### Short exercise
Reproduce every entry exactly and leave its pictures out.

### Exercise input
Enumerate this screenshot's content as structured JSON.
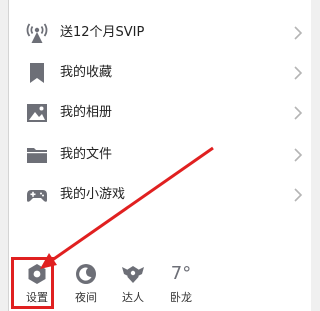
{
  "menu": {
    "items": [
      {
        "label": "送12个月SVIP",
        "icon": "antenna-broadcast-icon"
      },
      {
        "label": "我的收藏",
        "icon": "bookmark-icon"
      },
      {
        "label": "我的相册",
        "icon": "image-icon"
      },
      {
        "label": "我的文件",
        "icon": "folder-icon"
      },
      {
        "label": "我的小游戏",
        "icon": "gamepad-icon"
      }
    ]
  },
  "bottom_bar": {
    "settings_label": "设置",
    "night_label": "夜间",
    "expert_label": "达人",
    "weather_location": "卧龙",
    "weather_temp": "7°"
  },
  "colors": {
    "icon_gray": "#6d6f77",
    "annotation_red": "#e02020",
    "text": "#222222"
  }
}
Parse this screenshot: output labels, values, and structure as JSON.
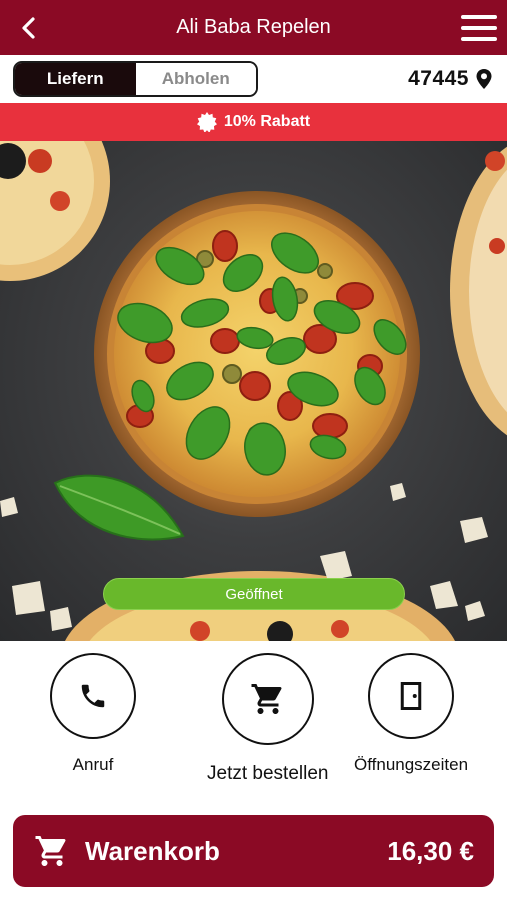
{
  "header": {
    "title": "Ali Baba Repelen",
    "back_icon": "chevron-left-icon",
    "menu_icon": "hamburger-menu-icon"
  },
  "mode_toggle": {
    "options": [
      {
        "label": "Liefern",
        "active": true
      },
      {
        "label": "Abholen",
        "active": false
      }
    ]
  },
  "location": {
    "postal_code": "47445",
    "icon": "location-pin-icon"
  },
  "promo": {
    "text": "10% Rabatt",
    "icon": "discount-badge-icon"
  },
  "hero": {
    "status": "Geöffnet"
  },
  "actions": [
    {
      "label": "Anruf",
      "icon": "phone-icon"
    },
    {
      "label": "Jetzt bestellen",
      "icon": "cart-icon"
    },
    {
      "label": "Öffnungszeiten",
      "icon": "door-icon"
    }
  ],
  "cart": {
    "label": "Warenkorb",
    "total": "16,30 €",
    "icon": "cart-icon"
  },
  "colors": {
    "brand": "#8b0a25",
    "promo": "#e8313d",
    "open": "#69b82b"
  }
}
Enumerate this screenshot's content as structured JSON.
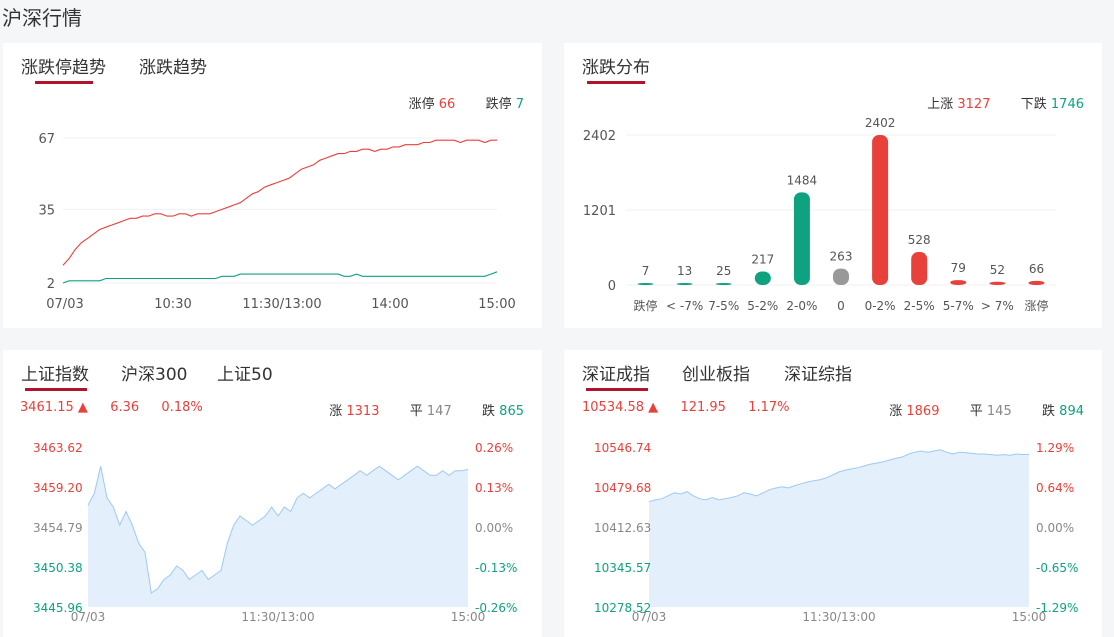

### The result
Enumerate this screenshot's content as structured JSON.
{
  "menu": {
    "items": [
      {
        "label": "送12个月SVIP",
        "icon": "antenna-broadcast-icon"
      },
      {
        "label": "我的收藏",
        "icon": "bookmark-icon"
      },
      {
        "label": "我的相册",
        "icon": "image-icon"
      },
      {
        "label": "我的文件",
        "icon": "folder-icon"
      },
      {
        "label": "我的小游戏",
        "icon": "gamepad-icon"
      }
    ]
  },
  "bottom_bar": {
    "settings_label": "设置",
    "night_label": "夜间",
    "expert_label": "达人",
    "weather_location": "卧龙",
    "weather_temp": "7°"
  },
  "colors": {
    "icon_gray": "#6d6f77",
    "annotation_red": "#e02020",
    "text": "#222222"
  }
}
Parse this screenshot: output labels, values, and structure as JSON.
{
  "header": {
    "title": "Ali Baba Repelen",
    "back_icon": "chevron-left-icon",
    "menu_icon": "hamburger-menu-icon"
  },
  "mode_toggle": {
    "options": [
      {
        "label": "Liefern",
        "active": true
      },
      {
        "label": "Abholen",
        "active": false
      }
    ]
  },
  "location": {
    "postal_code": "47445",
    "icon": "location-pin-icon"
  },
  "promo": {
    "text": "10% Rabatt",
    "icon": "discount-badge-icon"
  },
  "hero": {
    "status": "Geöffnet"
  },
  "actions": [
    {
      "label": "Anruf",
      "icon": "phone-icon"
    },
    {
      "label": "Jetzt bestellen",
      "icon": "cart-icon"
    },
    {
      "label": "Öffnungszeiten",
      "icon": "door-icon"
    }
  ],
  "cart": {
    "label": "Warenkorb",
    "total": "16,30 €",
    "icon": "cart-icon"
  },
  "colors": {
    "brand": "#8b0a25",
    "promo": "#e8313d",
    "open": "#69b82b"
  }
}
Enumerate this screenshot's content as structured JSON.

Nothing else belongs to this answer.